Collected data entries:
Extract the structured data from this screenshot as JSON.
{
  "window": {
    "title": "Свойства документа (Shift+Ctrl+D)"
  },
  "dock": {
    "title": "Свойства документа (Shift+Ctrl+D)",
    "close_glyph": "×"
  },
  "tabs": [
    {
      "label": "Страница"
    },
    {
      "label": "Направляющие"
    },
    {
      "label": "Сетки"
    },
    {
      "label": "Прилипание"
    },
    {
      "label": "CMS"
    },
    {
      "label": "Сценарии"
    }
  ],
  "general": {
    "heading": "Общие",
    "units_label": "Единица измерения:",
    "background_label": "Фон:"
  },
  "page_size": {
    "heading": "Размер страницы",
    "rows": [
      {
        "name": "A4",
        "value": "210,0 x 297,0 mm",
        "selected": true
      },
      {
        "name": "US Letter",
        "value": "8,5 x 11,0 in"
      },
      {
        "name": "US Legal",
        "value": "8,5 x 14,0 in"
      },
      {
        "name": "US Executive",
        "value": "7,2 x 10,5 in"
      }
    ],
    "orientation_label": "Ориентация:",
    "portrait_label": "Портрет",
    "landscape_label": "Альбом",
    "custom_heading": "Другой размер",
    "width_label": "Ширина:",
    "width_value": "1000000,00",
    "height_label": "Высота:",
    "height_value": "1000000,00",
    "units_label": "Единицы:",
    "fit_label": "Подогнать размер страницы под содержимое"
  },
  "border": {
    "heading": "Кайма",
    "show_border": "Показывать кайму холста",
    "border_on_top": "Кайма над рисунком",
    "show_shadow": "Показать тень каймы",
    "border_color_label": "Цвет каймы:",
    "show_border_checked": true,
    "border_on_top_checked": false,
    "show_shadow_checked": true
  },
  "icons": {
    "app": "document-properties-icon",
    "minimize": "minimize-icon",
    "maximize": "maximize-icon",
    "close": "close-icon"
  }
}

# What is asked:
Please repeat all the records above exactly as they appear.

# The result:
Extract the structured data from this screenshot as JSON.
{
  "window": {
    "title": "Свойства документа (Shift+Ctrl+D)"
  },
  "dock": {
    "title": "Свойства документа (Shift+Ctrl+D)",
    "close_glyph": "×"
  },
  "tabs": [
    {
      "label": "Страница"
    },
    {
      "label": "Направляющие"
    },
    {
      "label": "Сетки"
    },
    {
      "label": "Прилипание"
    },
    {
      "label": "CMS"
    },
    {
      "label": "Сценарии"
    }
  ],
  "general": {
    "heading": "Общие",
    "units_label": "Единица измерения:",
    "background_label": "Фон:"
  },
  "page_size": {
    "heading": "Размер страницы",
    "rows": [
      {
        "name": "A4",
        "value": "210,0 x 297,0 mm",
        "selected": true
      },
      {
        "name": "US Letter",
        "value": "8,5 x 11,0 in"
      },
      {
        "name": "US Legal",
        "value": "8,5 x 14,0 in"
      },
      {
        "name": "US Executive",
        "value": "7,2 x 10,5 in"
      }
    ],
    "orientation_label": "Ориентация:",
    "portrait_label": "Портрет",
    "landscape_label": "Альбом",
    "custom_heading": "Другой размер",
    "width_label": "Ширина:",
    "width_value": "1000000,00",
    "height_label": "Высота:",
    "height_value": "1000000,00",
    "units_label": "Единицы:",
    "fit_label": "Подогнать размер страницы под содержимое"
  },
  "border": {
    "heading": "Кайма",
    "show_border": "Показывать кайму холста",
    "border_on_top": "Кайма над рисунком",
    "show_shadow": "Показать тень каймы",
    "border_color_label": "Цвет каймы:",
    "show_border_checked": true,
    "border_on_top_checked": false,
    "show_shadow_checked": true
  },
  "icons": {
    "app": "document-properties-icon",
    "minimize": "minimize-icon",
    "maximize": "maximize-icon",
    "close": "close-icon"
  }
}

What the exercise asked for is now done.